(Entries taken from a collection)
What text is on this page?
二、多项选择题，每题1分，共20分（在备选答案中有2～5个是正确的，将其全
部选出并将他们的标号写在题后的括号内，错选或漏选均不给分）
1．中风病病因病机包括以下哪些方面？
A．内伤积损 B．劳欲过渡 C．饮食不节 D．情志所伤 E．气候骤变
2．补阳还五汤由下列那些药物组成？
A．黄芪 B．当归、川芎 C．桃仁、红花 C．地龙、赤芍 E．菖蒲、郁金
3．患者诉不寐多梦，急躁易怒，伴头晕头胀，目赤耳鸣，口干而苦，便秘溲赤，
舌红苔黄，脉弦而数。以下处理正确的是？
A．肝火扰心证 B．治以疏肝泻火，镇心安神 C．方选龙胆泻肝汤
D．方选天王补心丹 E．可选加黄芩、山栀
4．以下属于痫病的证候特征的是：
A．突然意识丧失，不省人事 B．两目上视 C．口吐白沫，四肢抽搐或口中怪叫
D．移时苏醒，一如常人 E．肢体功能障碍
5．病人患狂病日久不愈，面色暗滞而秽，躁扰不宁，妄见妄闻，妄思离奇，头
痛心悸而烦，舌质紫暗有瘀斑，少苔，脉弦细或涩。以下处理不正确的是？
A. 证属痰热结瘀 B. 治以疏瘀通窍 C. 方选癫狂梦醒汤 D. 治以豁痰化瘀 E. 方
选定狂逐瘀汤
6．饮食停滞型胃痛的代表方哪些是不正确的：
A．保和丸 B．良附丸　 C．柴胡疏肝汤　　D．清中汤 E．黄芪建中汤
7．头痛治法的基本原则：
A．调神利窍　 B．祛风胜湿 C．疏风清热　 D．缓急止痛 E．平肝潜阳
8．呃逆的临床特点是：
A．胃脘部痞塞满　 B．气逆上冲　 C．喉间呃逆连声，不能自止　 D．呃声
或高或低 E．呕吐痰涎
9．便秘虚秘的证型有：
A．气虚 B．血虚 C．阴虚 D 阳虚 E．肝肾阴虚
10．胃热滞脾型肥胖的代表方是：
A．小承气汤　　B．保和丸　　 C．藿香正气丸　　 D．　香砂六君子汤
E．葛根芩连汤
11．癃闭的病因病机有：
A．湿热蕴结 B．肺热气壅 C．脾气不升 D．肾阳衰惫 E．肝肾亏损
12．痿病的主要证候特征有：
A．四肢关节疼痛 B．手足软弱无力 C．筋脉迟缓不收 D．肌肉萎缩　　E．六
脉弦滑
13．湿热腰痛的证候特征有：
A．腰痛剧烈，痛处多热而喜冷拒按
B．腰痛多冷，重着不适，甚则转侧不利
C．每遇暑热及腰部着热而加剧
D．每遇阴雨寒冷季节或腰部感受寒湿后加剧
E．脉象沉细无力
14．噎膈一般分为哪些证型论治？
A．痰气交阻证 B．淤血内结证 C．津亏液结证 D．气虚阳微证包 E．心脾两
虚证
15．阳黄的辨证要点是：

• **What you are asked to do**
Restate the whole of the material exactly.

• **Full response**
What text is on this page?
二、多项选择题，每题1分，共20分（在备选答案中有2～5个是正确的，将其全
部选出并将他们的标号写在题后的括号内，错选或漏选均不给分）
1．中风病病因病机包括以下哪些方面？
A．内伤积损 B．劳欲过渡 C．饮食不节 D．情志所伤 E．气候骤变
2．补阳还五汤由下列那些药物组成？
A．黄芪 B．当归、川芎 C．桃仁、红花 C．地龙、赤芍 E．菖蒲、郁金
3．患者诉不寐多梦，急躁易怒，伴头晕头胀，目赤耳鸣，口干而苦，便秘溲赤，
舌红苔黄，脉弦而数。以下处理正确的是？
A．肝火扰心证 B．治以疏肝泻火，镇心安神 C．方选龙胆泻肝汤
D．方选天王补心丹 E．可选加黄芩、山栀
4．以下属于痫病的证候特征的是：
A．突然意识丧失，不省人事 B．两目上视 C．口吐白沫，四肢抽搐或口中怪叫
D．移时苏醒，一如常人 E．肢体功能障碍
5．病人患狂病日久不愈，面色暗滞而秽，躁扰不宁，妄见妄闻，妄思离奇，头
痛心悸而烦，舌质紫暗有瘀斑，少苔，脉弦细或涩。以下处理不正确的是？
A. 证属痰热结瘀 B. 治以疏瘀通窍 C. 方选癫狂梦醒汤 D. 治以豁痰化瘀 E. 方
选定狂逐瘀汤
6．饮食停滞型胃痛的代表方哪些是不正确的：
A．保和丸 B．良附丸　 C．柴胡疏肝汤　　D．清中汤 E．黄芪建中汤
7．头痛治法的基本原则：
A．调神利窍　 B．祛风胜湿 C．疏风清热　 D．缓急止痛 E．平肝潜阳
8．呃逆的临床特点是：
A．胃脘部痞塞满　 B．气逆上冲　 C．喉间呃逆连声，不能自止　 D．呃声
或高或低 E．呕吐痰涎
9．便秘虚秘的证型有：
A．气虚 B．血虚 C．阴虚 D 阳虚 E．肝肾阴虚
10．胃热滞脾型肥胖的代表方是：
A．小承气汤　　B．保和丸　　 C．藿香正气丸　　 D．　香砂六君子汤
E．葛根芩连汤
11．癃闭的病因病机有：
A．湿热蕴结 B．肺热气壅 C．脾气不升 D．肾阳衰惫 E．肝肾亏损
12．痿病的主要证候特征有：
A．四肢关节疼痛 B．手足软弱无力 C．筋脉迟缓不收 D．肌肉萎缩　　E．六
脉弦滑
13．湿热腰痛的证候特征有：
A．腰痛剧烈，痛处多热而喜冷拒按
B．腰痛多冷，重着不适，甚则转侧不利
C．每遇暑热及腰部着热而加剧
D．每遇阴雨寒冷季节或腰部感受寒湿后加剧
E．脉象沉细无力
14．噎膈一般分为哪些证型论治？
A．痰气交阻证 B．淤血内结证 C．津亏液结证 D．气虚阳微证包 E．心脾两
虚证
15．阳黄的辨证要点是：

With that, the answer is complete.